Track down each line that has the word "JSON" and copy it.

++++++++

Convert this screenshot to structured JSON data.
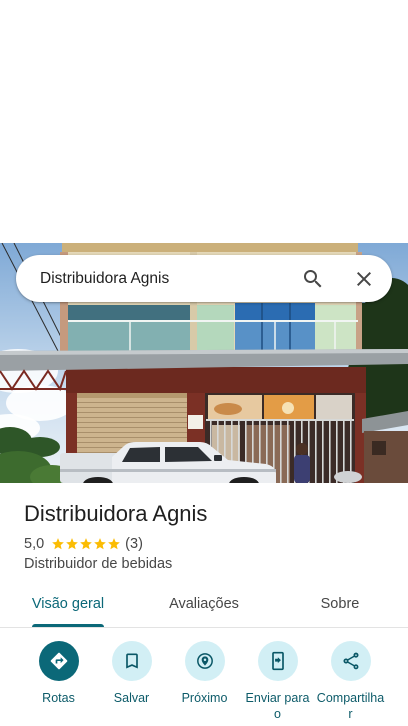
{
  "search": {
    "query": "Distribuidora Agnis",
    "search_icon": "search-icon",
    "close_icon": "close-icon"
  },
  "place": {
    "name": "Distribuidora Agnis",
    "rating": "5,0",
    "stars_filled": 5,
    "stars_total": 5,
    "review_count": "(3)",
    "category": "Distribuidor de bebidas"
  },
  "tabs": [
    {
      "label": "Visão geral",
      "active": true
    },
    {
      "label": "Avaliações",
      "active": false
    },
    {
      "label": "Sobre",
      "active": false
    }
  ],
  "actions": [
    {
      "label": "Rotas",
      "icon": "directions-icon",
      "primary": true
    },
    {
      "label": "Salvar",
      "icon": "bookmark-icon",
      "primary": false
    },
    {
      "label": "Próximo",
      "icon": "nearby-icon",
      "primary": false
    },
    {
      "label": "Enviar para o",
      "icon": "send-to-phone-icon",
      "primary": false
    },
    {
      "label": "Compartilhar",
      "icon": "share-icon",
      "primary": false
    }
  ],
  "colors": {
    "accent": "#0b6878",
    "action_button_bg": "#d2eff5",
    "action_icon": "#0a5766",
    "action_label": "#0d5b69",
    "star": "#fbbc04"
  }
}
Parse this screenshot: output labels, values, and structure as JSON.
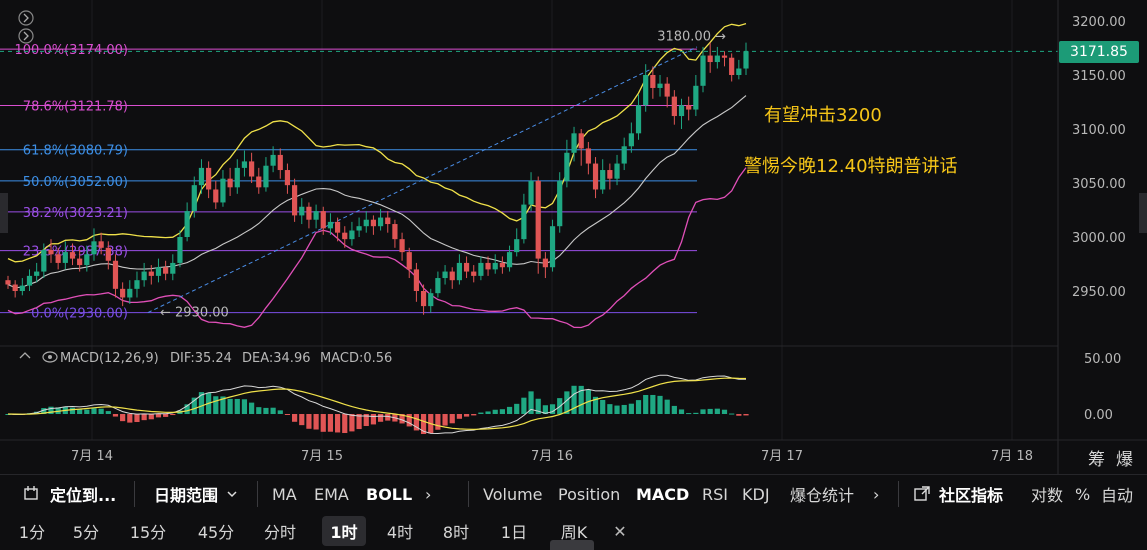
{
  "chart_data": {
    "type": "candlestick",
    "y_axis_ticks": [
      "3200.00",
      "3150.00",
      "3100.00",
      "3050.00",
      "3000.00",
      "2950.00"
    ],
    "ylim": [
      2910,
      3218
    ],
    "x_axis_ticks": [
      "7月 14",
      "7月 15",
      "7月 16",
      "7月 17",
      "7月 18"
    ],
    "current_price": "3171.85",
    "high_marker": "3180.00",
    "low_marker": "2930.00",
    "fib_levels": [
      {
        "label": "100.0%(3174.00)",
        "value": 3174.0,
        "color": "#d94fd0"
      },
      {
        "label": "78.6%(3121.78)",
        "value": 3121.78,
        "color": "#d94fd0"
      },
      {
        "label": "61.8%(3080.79)",
        "value": 3080.79,
        "color": "#3d8fe6"
      },
      {
        "label": "50.0%(3052.00)",
        "value": 3052.0,
        "color": "#3d8fe6"
      },
      {
        "label": "38.2%(3023.21)",
        "value": 3023.21,
        "color": "#9b4fe6"
      },
      {
        "label": "23.6%(2987.38)",
        "value": 2987.38,
        "color": "#9b4fe6"
      },
      {
        "label": "0.0%(2930.00)",
        "value": 2930.0,
        "color": "#7b4fe6"
      }
    ],
    "candles": [
      [
        2960,
        2956,
        2964,
        2952
      ],
      [
        2956,
        2950,
        2960,
        2944
      ],
      [
        2950,
        2955,
        2962,
        2946
      ],
      [
        2955,
        2964,
        2970,
        2950
      ],
      [
        2964,
        2968,
        2976,
        2958
      ],
      [
        2968,
        2988,
        2994,
        2962
      ],
      [
        2988,
        2984,
        2998,
        2976
      ],
      [
        2984,
        2976,
        2990,
        2970
      ],
      [
        2976,
        2986,
        2996,
        2970
      ],
      [
        2986,
        2980,
        2994,
        2974
      ],
      [
        2980,
        2974,
        2988,
        2968
      ],
      [
        2974,
        2984,
        2992,
        2968
      ],
      [
        2984,
        2996,
        3008,
        2978
      ],
      [
        2996,
        2990,
        3004,
        2984
      ],
      [
        2990,
        2978,
        2996,
        2970
      ],
      [
        2978,
        2952,
        2984,
        2944
      ],
      [
        2952,
        2944,
        2958,
        2936
      ],
      [
        2944,
        2952,
        2960,
        2938
      ],
      [
        2952,
        2960,
        2968,
        2944
      ],
      [
        2960,
        2968,
        2976,
        2954
      ],
      [
        2968,
        2964,
        2974,
        2956
      ],
      [
        2964,
        2972,
        2980,
        2958
      ],
      [
        2972,
        2966,
        2978,
        2960
      ],
      [
        2966,
        2976,
        2984,
        2960
      ],
      [
        2976,
        3000,
        3006,
        2972
      ],
      [
        3000,
        3024,
        3032,
        2996
      ],
      [
        3024,
        3048,
        3056,
        3018
      ],
      [
        3048,
        3064,
        3072,
        3040
      ],
      [
        3064,
        3044,
        3070,
        3036
      ],
      [
        3044,
        3032,
        3052,
        3026
      ],
      [
        3032,
        3054,
        3062,
        3028
      ],
      [
        3054,
        3046,
        3064,
        3038
      ],
      [
        3046,
        3064,
        3072,
        3040
      ],
      [
        3064,
        3070,
        3080,
        3056
      ],
      [
        3070,
        3056,
        3078,
        3050
      ],
      [
        3056,
        3046,
        3064,
        3040
      ],
      [
        3046,
        3066,
        3074,
        3042
      ],
      [
        3066,
        3076,
        3084,
        3060
      ],
      [
        3076,
        3062,
        3082,
        3054
      ],
      [
        3062,
        3048,
        3068,
        3040
      ],
      [
        3048,
        3020,
        3054,
        3014
      ],
      [
        3020,
        3028,
        3036,
        3012
      ],
      [
        3028,
        3016,
        3032,
        3008
      ],
      [
        3016,
        3024,
        3030,
        3008
      ],
      [
        3024,
        3008,
        3028,
        3002
      ],
      [
        3008,
        3014,
        3022,
        3002
      ],
      [
        3014,
        3004,
        3018,
        2996
      ],
      [
        3004,
        2998,
        3010,
        2990
      ],
      [
        2998,
        3006,
        3014,
        2992
      ],
      [
        3006,
        3010,
        3018,
        3000
      ],
      [
        3010,
        3016,
        3024,
        3004
      ],
      [
        3016,
        3010,
        3020,
        3002
      ],
      [
        3010,
        3018,
        3026,
        3006
      ],
      [
        3018,
        3012,
        3024,
        3004
      ],
      [
        3012,
        2998,
        3016,
        2990
      ],
      [
        2998,
        2986,
        3004,
        2978
      ],
      [
        2986,
        2970,
        2990,
        2962
      ],
      [
        2970,
        2950,
        2976,
        2940
      ],
      [
        2950,
        2936,
        2956,
        2928
      ],
      [
        2936,
        2948,
        2952,
        2930
      ],
      [
        2948,
        2962,
        2968,
        2944
      ],
      [
        2962,
        2968,
        2974,
        2956
      ],
      [
        2968,
        2960,
        2972,
        2952
      ],
      [
        2960,
        2976,
        2984,
        2956
      ],
      [
        2976,
        2968,
        2982,
        2962
      ],
      [
        2968,
        2964,
        2974,
        2958
      ],
      [
        2964,
        2976,
        2982,
        2960
      ],
      [
        2976,
        2970,
        2982,
        2964
      ],
      [
        2970,
        2976,
        2984,
        2966
      ],
      [
        2976,
        2972,
        2982,
        2966
      ],
      [
        2972,
        2986,
        2992,
        2968
      ],
      [
        2986,
        2998,
        3008,
        2982
      ],
      [
        2998,
        3030,
        3040,
        2994
      ],
      [
        3030,
        3052,
        3060,
        3024
      ],
      [
        3052,
        2980,
        3056,
        2966
      ],
      [
        2980,
        2972,
        2986,
        2962
      ],
      [
        2972,
        3010,
        3016,
        2968
      ],
      [
        3010,
        3052,
        3060,
        3004
      ],
      [
        3052,
        3078,
        3090,
        3046
      ],
      [
        3078,
        3096,
        3102,
        3070
      ],
      [
        3096,
        3082,
        3100,
        3066
      ],
      [
        3082,
        3068,
        3088,
        3058
      ],
      [
        3068,
        3044,
        3074,
        3036
      ],
      [
        3044,
        3062,
        3072,
        3040
      ],
      [
        3062,
        3054,
        3068,
        3044
      ],
      [
        3054,
        3068,
        3076,
        3048
      ],
      [
        3068,
        3084,
        3092,
        3062
      ],
      [
        3084,
        3096,
        3106,
        3078
      ],
      [
        3096,
        3122,
        3132,
        3090
      ],
      [
        3122,
        3150,
        3160,
        3116
      ],
      [
        3150,
        3138,
        3158,
        3128
      ],
      [
        3138,
        3142,
        3150,
        3130
      ],
      [
        3142,
        3130,
        3148,
        3120
      ],
      [
        3130,
        3112,
        3136,
        3104
      ],
      [
        3112,
        3122,
        3128,
        3100
      ],
      [
        3122,
        3118,
        3130,
        3108
      ],
      [
        3118,
        3140,
        3150,
        3112
      ],
      [
        3140,
        3168,
        3176,
        3134
      ],
      [
        3168,
        3162,
        3180,
        3152
      ],
      [
        3162,
        3168,
        3176,
        3156
      ],
      [
        3168,
        3166,
        3172,
        3158
      ],
      [
        3166,
        3150,
        3170,
        3144
      ],
      [
        3150,
        3156,
        3164,
        3146
      ],
      [
        3156,
        3172,
        3180,
        3150
      ]
    ]
  },
  "macd": {
    "label": "MACD(12,26,9)",
    "dif": "DIF:35.24",
    "dea": "DEA:34.96",
    "val": "MACD:0.56",
    "ticks": [
      "50.00",
      "0.00"
    ]
  },
  "annotations": {
    "line1": "有望冲击3200",
    "line2": "警惕今晚12.40特朗普讲话"
  },
  "corner": {
    "chip": "筹",
    "burst": "爆"
  },
  "toolbar": {
    "locate": "定位到...",
    "range": "日期范围",
    "ma": "MA",
    "ema": "EMA",
    "boll": "BOLL",
    "more1": "›",
    "volume": "Volume",
    "position": "Position",
    "macd": "MACD",
    "rsi": "RSI",
    "kdj": "KDJ",
    "liq": "爆仓统计",
    "more2": "›",
    "community": "社区指标",
    "log": "对数",
    "pct": "%",
    "auto": "自动"
  },
  "timeframes": [
    "1分",
    "5分",
    "15分",
    "45分",
    "分时",
    "1时",
    "4时",
    "8时",
    "1日",
    "周K"
  ],
  "active_timeframe": "1时",
  "close_icon_text": "✕"
}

++++++++

#### [Task solution]
Convert this screenshot to structured JSON data.
Parse this screenshot: output labels, values, and structure as JSON.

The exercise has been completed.